-- START OF Data lines --

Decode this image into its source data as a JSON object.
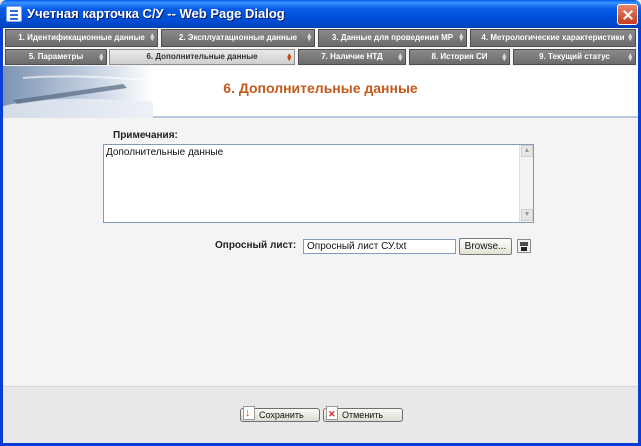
{
  "window": {
    "title": "Учетная карточка С/У -- Web Page Dialog"
  },
  "tabs_row1": [
    {
      "label": "1. Идентификационные данные"
    },
    {
      "label": "2. Эксплуатационные данные"
    },
    {
      "label": "3. Данные для проведения МР"
    },
    {
      "label": "4. Метрологические характеристики"
    }
  ],
  "tabs_row2": [
    {
      "label": "5. Параметры"
    },
    {
      "label": "6. Дополнительные данные",
      "active": true
    },
    {
      "label": "7. Наличие НТД"
    },
    {
      "label": "8. История СИ"
    },
    {
      "label": "9. Текущий статус"
    }
  ],
  "page": {
    "title": "6. Дополнительные данные"
  },
  "notes": {
    "label": "Примечания:",
    "value": "Дополнительные данные"
  },
  "questionnaire": {
    "label": "Опросный лист:",
    "value": "Опросный лист СУ.txt",
    "browse_label": "Browse..."
  },
  "footer": {
    "save_label": "Сохранить",
    "cancel_label": "Отменить"
  },
  "colors": {
    "title_accent": "#C35A1B",
    "titlebar": "#0A5CE8",
    "tab_bg": "#7A7A7A"
  }
}
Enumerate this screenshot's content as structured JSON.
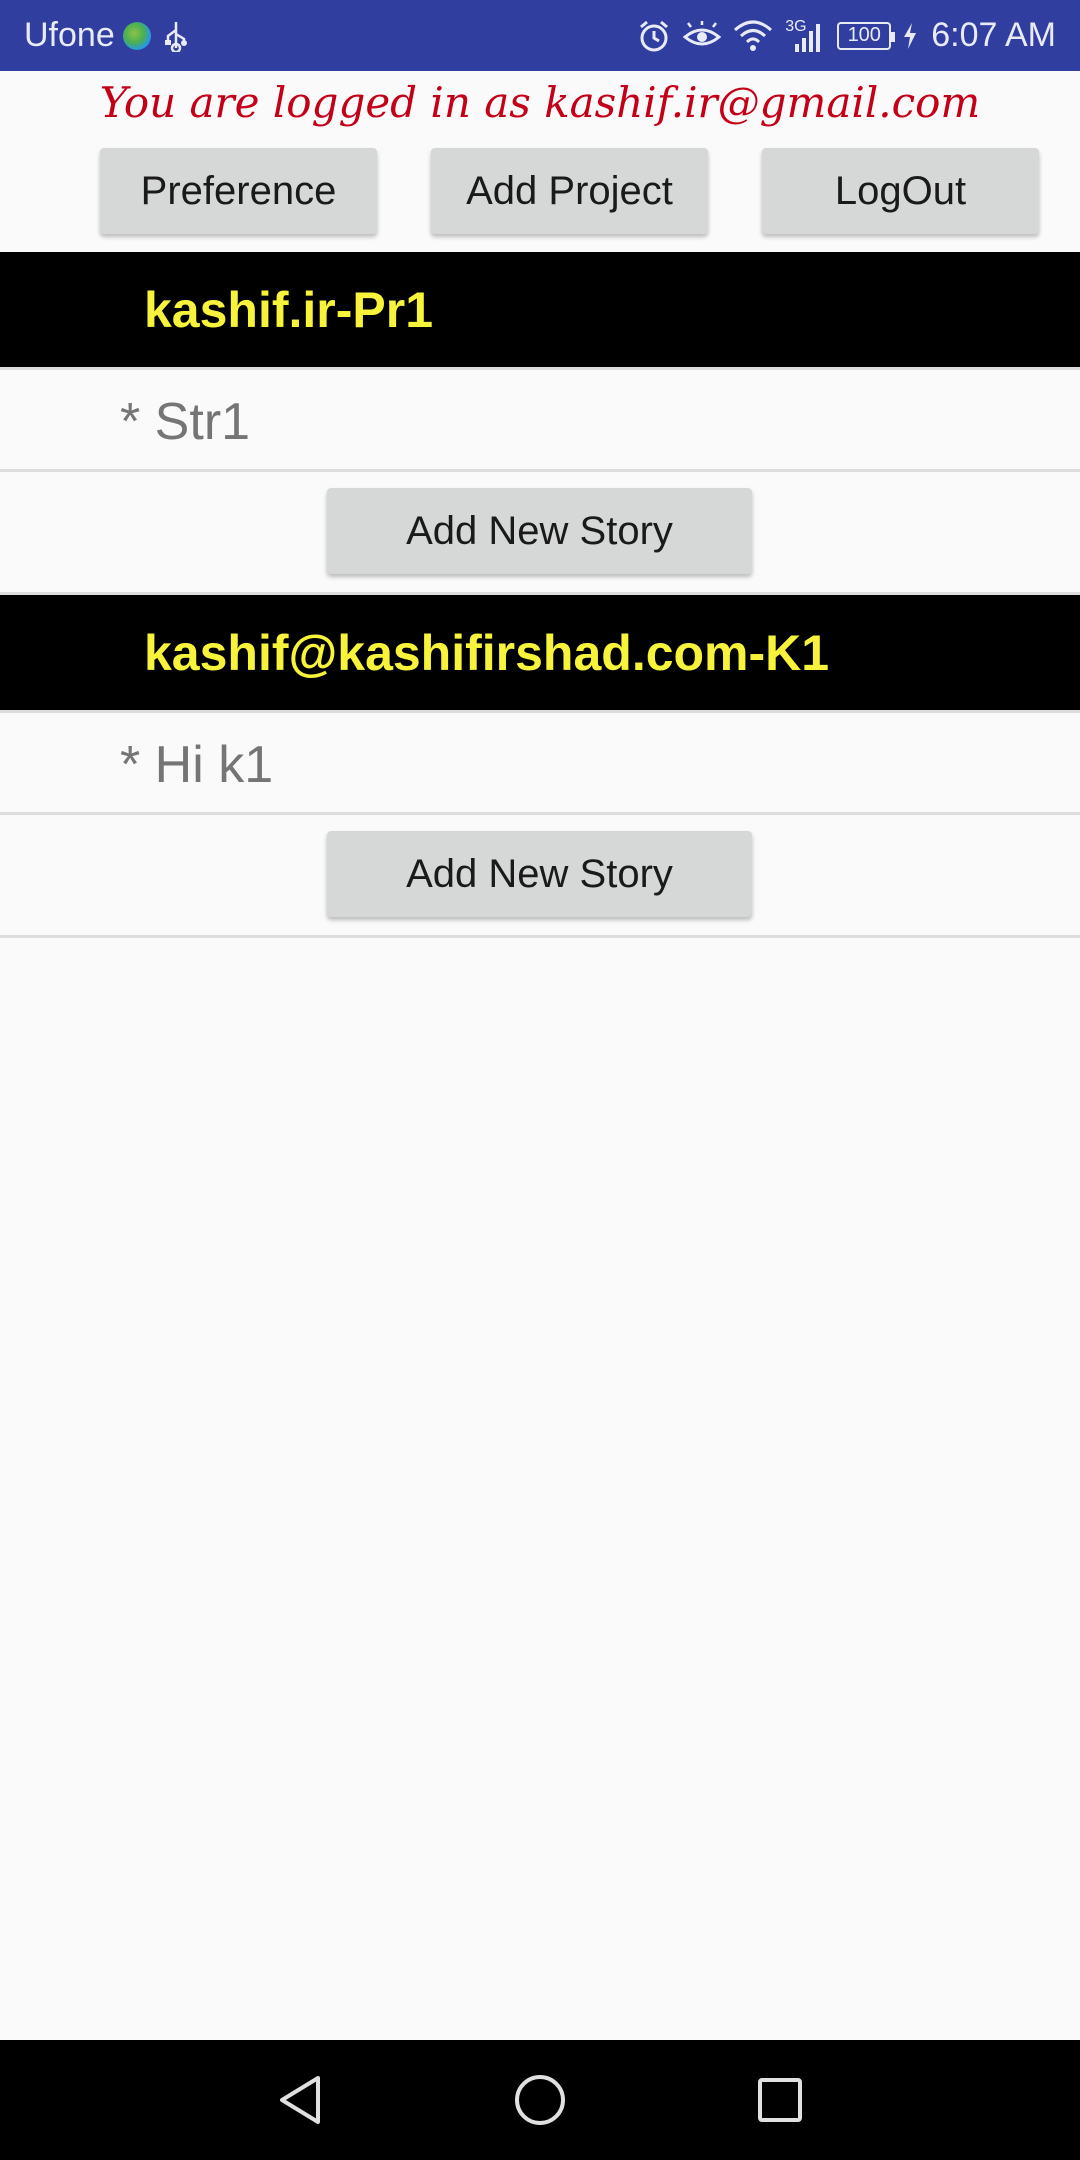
{
  "status_bar": {
    "carrier": "Ufone",
    "battery": "100",
    "network": "3G",
    "time": "6:07 AM",
    "icons": [
      "globe-icon",
      "usb-icon",
      "alarm-icon",
      "eye-icon",
      "wifi-icon",
      "signal-icon",
      "battery-icon",
      "charging-icon"
    ]
  },
  "header": {
    "logged_in_text": "You are logged in as kashif.ir@gmail.com",
    "color": "#c40018"
  },
  "toolbar": {
    "preference_label": "Preference",
    "add_project_label": "Add Project",
    "logout_label": "LogOut"
  },
  "projects": [
    {
      "title": "kashif.ir-Pr1",
      "stories": [
        "* Str1"
      ],
      "add_story_label": "Add New Story"
    },
    {
      "title": "kashif@kashifirshad.com-K1",
      "stories": [
        "* Hi k1"
      ],
      "add_story_label": "Add New Story"
    }
  ],
  "colors": {
    "status_bar": "#303f9f",
    "project_header_bg": "#000000",
    "project_header_text": "#f6f33a",
    "button_bg": "#d6d7d7"
  },
  "nav_bar": {
    "icons": [
      "back-icon",
      "home-icon",
      "recents-icon"
    ]
  }
}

-- END OF Data lines --

# [What you have to do]
Return each line among the entries that holds the word "kashif".

# [Result of this task]
    "logged_in_text": "You are logged in as kashif.ir@gmail.com",
      "title": "kashif.ir-Pr1",
      "title": "kashif@kashifirshad.com-K1",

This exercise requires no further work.